GIVEN TASK:
Check each line for the word "JSON" and report how many have it. Give nothing else.

Collected data entries

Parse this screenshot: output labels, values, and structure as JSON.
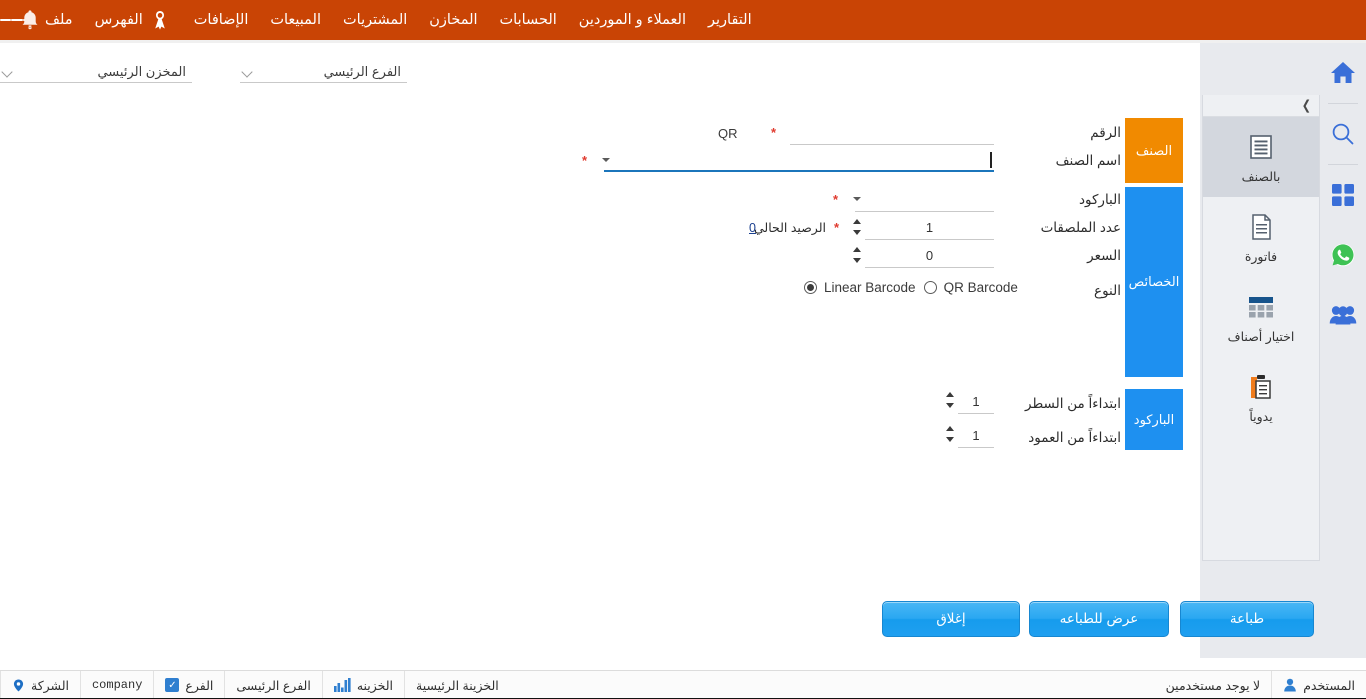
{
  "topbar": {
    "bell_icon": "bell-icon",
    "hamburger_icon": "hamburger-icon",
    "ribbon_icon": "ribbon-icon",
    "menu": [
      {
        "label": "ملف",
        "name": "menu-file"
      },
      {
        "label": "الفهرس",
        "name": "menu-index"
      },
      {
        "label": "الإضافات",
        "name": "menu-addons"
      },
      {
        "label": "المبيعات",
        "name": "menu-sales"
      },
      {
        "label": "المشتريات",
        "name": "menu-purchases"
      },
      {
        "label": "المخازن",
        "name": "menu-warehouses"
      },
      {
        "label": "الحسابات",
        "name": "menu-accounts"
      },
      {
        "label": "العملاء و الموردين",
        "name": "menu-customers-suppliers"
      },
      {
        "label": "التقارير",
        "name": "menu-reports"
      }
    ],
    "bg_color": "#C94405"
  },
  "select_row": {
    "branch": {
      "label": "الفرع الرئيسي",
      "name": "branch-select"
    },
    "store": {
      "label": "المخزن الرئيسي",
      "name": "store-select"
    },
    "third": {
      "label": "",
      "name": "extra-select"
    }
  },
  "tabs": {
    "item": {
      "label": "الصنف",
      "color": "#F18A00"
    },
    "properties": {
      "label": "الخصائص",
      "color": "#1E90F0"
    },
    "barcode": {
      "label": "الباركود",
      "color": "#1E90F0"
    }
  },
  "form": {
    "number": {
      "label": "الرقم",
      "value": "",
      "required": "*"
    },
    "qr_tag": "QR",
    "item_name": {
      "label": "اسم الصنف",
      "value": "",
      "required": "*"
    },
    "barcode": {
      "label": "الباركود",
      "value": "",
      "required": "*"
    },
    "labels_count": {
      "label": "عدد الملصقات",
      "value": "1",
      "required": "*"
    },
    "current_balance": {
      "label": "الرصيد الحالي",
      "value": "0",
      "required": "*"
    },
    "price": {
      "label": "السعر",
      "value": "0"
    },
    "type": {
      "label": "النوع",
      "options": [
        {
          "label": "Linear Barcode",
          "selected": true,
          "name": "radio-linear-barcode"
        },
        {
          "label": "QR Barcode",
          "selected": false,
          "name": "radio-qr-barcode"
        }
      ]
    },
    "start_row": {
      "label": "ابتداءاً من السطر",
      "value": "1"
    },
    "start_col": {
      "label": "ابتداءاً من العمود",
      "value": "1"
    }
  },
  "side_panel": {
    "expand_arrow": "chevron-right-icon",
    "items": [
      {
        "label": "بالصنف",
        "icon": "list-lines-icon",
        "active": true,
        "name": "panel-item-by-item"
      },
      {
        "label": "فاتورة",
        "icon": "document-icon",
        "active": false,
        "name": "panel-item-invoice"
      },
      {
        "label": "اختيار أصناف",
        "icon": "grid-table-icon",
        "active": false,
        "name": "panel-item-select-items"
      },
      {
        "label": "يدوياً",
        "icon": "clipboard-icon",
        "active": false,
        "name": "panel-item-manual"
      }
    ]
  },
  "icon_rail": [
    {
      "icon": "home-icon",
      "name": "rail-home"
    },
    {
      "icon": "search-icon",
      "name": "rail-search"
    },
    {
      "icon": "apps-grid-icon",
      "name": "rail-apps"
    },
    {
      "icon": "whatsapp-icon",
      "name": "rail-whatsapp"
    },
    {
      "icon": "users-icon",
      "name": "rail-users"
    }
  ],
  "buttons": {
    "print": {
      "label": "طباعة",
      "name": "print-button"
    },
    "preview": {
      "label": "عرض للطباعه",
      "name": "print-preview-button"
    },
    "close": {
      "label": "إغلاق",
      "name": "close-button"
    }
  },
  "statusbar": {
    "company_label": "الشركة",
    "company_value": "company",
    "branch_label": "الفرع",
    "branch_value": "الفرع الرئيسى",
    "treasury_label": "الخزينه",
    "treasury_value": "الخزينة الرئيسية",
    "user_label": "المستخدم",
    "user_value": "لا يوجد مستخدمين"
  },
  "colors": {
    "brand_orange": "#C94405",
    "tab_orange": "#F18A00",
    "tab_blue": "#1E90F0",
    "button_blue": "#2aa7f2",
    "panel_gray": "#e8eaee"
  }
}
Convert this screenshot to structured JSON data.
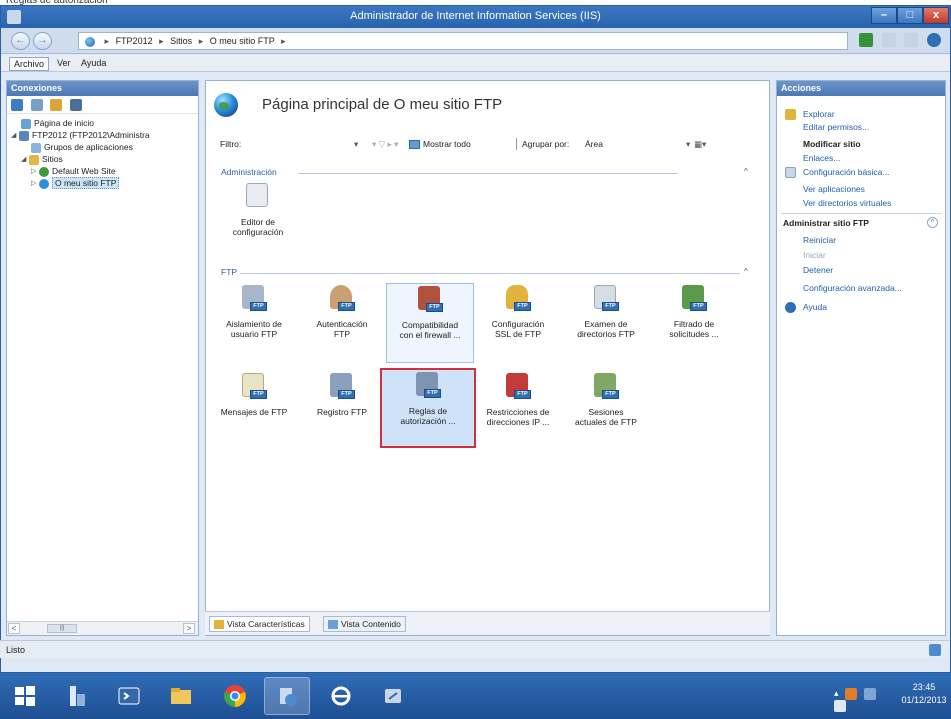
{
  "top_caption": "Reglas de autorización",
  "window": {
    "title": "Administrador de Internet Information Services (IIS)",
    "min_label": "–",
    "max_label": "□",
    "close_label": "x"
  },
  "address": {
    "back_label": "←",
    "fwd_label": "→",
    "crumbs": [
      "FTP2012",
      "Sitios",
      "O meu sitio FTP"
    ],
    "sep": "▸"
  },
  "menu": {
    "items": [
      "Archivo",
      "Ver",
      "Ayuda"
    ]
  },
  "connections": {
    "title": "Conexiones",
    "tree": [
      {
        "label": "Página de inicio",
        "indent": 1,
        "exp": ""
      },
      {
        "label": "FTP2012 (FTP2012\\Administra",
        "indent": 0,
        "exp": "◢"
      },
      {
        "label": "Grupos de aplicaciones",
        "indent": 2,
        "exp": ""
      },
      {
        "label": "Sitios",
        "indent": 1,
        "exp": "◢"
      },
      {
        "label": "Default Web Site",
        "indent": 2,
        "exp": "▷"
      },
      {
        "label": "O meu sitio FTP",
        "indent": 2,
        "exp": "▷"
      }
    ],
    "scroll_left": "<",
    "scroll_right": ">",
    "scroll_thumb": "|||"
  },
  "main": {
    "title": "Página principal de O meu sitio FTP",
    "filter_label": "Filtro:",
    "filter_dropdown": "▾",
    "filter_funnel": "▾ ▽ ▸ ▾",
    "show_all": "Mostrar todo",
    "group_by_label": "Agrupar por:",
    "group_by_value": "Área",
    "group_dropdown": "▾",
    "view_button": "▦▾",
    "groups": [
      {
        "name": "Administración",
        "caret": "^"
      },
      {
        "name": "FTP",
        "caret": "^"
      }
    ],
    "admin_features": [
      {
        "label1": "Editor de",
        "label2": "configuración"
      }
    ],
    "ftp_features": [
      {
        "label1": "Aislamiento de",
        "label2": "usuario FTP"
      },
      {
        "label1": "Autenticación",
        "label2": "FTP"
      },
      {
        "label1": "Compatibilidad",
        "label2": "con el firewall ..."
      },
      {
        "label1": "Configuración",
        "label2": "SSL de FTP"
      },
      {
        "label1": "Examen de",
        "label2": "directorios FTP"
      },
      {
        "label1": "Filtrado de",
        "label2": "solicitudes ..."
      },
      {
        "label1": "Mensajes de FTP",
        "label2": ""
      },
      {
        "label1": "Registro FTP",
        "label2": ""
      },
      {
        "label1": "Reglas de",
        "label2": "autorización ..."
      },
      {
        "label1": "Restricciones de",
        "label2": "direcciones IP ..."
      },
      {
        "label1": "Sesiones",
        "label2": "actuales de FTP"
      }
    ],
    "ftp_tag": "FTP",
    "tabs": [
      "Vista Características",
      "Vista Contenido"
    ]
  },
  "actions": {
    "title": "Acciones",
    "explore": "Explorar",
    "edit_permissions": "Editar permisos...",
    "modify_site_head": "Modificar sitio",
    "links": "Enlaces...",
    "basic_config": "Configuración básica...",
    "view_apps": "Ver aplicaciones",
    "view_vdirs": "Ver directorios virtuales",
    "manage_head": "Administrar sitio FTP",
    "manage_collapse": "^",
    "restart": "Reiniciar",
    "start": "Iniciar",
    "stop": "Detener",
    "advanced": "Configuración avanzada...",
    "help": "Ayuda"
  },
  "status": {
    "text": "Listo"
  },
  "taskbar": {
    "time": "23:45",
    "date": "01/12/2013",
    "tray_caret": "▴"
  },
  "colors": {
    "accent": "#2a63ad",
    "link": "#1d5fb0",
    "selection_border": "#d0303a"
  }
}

TASK RESPONSE:
2